Your objective: Rewrite every line of the records below as a numbered list, omitting any blank lines.

* start Supplied material *

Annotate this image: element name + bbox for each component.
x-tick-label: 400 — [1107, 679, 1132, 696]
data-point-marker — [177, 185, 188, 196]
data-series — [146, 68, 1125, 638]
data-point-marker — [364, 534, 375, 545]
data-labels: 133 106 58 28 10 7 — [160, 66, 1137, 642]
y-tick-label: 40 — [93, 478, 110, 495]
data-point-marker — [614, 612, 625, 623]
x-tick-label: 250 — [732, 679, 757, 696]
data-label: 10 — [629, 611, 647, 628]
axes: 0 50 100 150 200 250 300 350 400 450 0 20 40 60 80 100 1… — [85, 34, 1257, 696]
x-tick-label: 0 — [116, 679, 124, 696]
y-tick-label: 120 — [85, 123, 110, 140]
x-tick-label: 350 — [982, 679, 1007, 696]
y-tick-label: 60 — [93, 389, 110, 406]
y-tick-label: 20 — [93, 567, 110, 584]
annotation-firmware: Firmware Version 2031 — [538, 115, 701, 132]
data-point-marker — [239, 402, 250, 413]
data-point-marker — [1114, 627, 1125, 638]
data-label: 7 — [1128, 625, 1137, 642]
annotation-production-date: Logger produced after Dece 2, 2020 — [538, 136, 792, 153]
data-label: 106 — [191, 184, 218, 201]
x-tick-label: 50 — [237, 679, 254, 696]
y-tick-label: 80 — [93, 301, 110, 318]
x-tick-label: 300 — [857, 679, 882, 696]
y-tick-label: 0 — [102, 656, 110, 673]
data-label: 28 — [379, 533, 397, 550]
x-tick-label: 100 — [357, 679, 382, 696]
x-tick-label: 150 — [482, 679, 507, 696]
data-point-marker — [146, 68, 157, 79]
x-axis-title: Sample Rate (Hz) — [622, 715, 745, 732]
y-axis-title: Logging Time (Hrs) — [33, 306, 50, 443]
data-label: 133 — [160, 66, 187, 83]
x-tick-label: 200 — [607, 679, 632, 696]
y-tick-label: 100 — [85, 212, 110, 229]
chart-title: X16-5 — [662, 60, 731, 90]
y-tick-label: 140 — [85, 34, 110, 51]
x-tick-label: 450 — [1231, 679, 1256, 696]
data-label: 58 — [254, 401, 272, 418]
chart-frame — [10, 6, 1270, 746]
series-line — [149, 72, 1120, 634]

* end Supplied material *

Output of the exercise:
1. Annotate this image: element name + bbox for each component.
2. x-tick-label: 400 — [1107, 679, 1132, 696]
3. data-point-marker — [177, 185, 188, 196]
4. data-series — [146, 68, 1125, 638]
5. data-point-marker — [364, 534, 375, 545]
6. data-labels: 133 106 58 28 10 7 — [160, 66, 1137, 642]
7. y-tick-label: 40 — [93, 478, 110, 495]
8. data-point-marker — [614, 612, 625, 623]
9. x-tick-label: 250 — [732, 679, 757, 696]
10. data-label: 10 — [629, 611, 647, 628]
11. axes: 0 50 100 150 200 250 300 350 400 450 0 20 40 60 80 100 1… — [85, 34, 1257, 696]
12. x-tick-label: 0 — [116, 679, 124, 696]
13. y-tick-label: 120 — [85, 123, 110, 140]
14. x-tick-label: 350 — [982, 679, 1007, 696]
15. y-tick-label: 60 — [93, 389, 110, 406]
16. y-tick-label: 20 — [93, 567, 110, 584]
17. annotation-firmware: Firmware Version 2031 — [538, 115, 701, 132]
18. data-point-marker — [239, 402, 250, 413]
19. data-point-marker — [1114, 627, 1125, 638]
20. data-label: 7 — [1128, 625, 1137, 642]
21. annotation-production-date: Logger produced after Dece 2, 2020 — [538, 136, 792, 153]
22. data-label: 106 — [191, 184, 218, 201]
23. x-tick-label: 50 — [237, 679, 254, 696]
24. y-tick-label: 80 — [93, 301, 110, 318]
25. x-tick-label: 300 — [857, 679, 882, 696]
26. y-tick-label: 0 — [102, 656, 110, 673]
27. data-label: 28 — [379, 533, 397, 550]
28. x-tick-label: 100 — [357, 679, 382, 696]
29. x-tick-label: 150 — [482, 679, 507, 696]
30. data-point-marker — [146, 68, 157, 79]
31. x-axis-title: Sample Rate (Hz) — [622, 715, 745, 732]
32. y-axis-title: Logging Time (Hrs) — [33, 306, 50, 443]
33. data-label: 133 — [160, 66, 187, 83]
34. x-tick-label: 200 — [607, 679, 632, 696]
35. y-tick-label: 100 — [85, 212, 110, 229]
36. chart-title: X16-5 — [662, 60, 731, 90]
37. y-tick-label: 140 — [85, 34, 110, 51]
38. x-tick-label: 450 — [1231, 679, 1256, 696]
39. data-label: 58 — [254, 401, 272, 418]
40. chart-frame — [10, 6, 1270, 746]
41. series-line — [149, 72, 1120, 634]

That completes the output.